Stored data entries
***

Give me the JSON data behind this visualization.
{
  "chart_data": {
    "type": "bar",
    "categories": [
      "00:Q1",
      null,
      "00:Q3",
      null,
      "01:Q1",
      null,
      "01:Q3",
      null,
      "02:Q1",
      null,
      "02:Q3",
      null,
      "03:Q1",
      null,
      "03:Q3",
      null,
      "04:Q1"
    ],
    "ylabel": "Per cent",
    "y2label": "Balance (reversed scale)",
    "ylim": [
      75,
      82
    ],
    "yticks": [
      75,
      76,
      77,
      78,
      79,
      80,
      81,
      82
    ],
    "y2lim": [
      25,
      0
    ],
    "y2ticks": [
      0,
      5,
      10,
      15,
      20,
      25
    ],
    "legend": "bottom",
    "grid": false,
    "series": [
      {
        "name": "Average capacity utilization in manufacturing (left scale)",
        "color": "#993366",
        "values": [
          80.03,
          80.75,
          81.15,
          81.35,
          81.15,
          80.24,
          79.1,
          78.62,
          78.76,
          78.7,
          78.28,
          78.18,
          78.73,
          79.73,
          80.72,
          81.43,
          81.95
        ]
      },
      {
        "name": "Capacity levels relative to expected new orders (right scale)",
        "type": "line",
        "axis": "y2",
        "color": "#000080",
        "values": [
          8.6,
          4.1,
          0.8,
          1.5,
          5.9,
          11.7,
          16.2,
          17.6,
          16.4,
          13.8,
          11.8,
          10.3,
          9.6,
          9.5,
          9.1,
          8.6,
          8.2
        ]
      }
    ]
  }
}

***

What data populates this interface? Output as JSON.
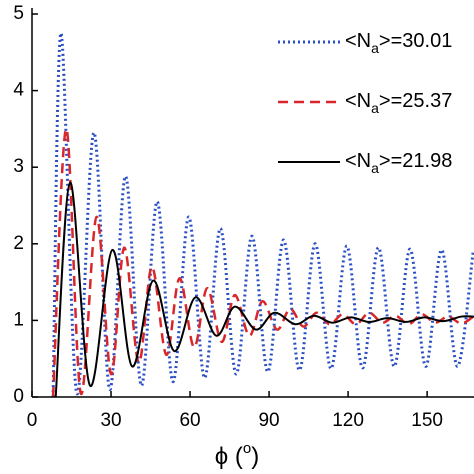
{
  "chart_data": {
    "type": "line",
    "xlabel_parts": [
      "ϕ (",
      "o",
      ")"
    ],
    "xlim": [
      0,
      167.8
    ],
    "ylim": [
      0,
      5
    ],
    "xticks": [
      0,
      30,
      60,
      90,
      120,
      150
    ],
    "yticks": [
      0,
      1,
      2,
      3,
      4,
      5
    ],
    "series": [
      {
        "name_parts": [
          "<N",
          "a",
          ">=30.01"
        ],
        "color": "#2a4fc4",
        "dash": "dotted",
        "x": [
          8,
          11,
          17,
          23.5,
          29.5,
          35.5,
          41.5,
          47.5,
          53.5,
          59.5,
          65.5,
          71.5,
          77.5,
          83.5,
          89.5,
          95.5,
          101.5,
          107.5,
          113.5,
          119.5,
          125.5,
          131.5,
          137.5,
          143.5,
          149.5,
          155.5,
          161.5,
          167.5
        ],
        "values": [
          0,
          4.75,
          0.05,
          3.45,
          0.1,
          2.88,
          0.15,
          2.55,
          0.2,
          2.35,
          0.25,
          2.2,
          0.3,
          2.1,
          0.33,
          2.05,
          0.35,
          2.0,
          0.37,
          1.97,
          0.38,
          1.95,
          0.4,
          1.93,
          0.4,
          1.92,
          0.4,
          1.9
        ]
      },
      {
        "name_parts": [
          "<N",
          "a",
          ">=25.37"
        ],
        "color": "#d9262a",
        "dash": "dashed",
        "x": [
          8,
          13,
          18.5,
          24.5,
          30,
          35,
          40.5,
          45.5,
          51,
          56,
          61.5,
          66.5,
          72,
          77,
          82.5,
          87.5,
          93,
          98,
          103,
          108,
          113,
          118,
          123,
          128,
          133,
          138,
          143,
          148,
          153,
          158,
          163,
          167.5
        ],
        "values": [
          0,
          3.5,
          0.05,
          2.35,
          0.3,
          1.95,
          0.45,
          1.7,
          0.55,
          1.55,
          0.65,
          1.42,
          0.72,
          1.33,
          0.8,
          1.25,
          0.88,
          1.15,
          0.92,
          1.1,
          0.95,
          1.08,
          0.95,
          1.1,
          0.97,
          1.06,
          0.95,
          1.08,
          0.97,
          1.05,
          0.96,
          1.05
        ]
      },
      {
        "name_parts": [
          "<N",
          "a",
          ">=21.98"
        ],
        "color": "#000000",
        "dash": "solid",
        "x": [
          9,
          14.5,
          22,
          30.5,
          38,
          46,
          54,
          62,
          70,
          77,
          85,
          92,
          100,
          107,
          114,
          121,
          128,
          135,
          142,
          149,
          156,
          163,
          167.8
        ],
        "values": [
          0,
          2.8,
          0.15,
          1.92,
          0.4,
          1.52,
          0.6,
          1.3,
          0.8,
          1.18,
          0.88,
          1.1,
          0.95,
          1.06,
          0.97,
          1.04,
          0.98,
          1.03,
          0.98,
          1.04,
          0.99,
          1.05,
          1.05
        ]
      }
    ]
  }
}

***

TASK STATEMENT — Pick out, from the lines above, every one that contains the string "color".

EXERCISE SOLUTION —
        "color": "#993366",
        "color": "#000080",
        "color": "#2a4fc4",
        "color": "#d9262a",
        "color": "#000000",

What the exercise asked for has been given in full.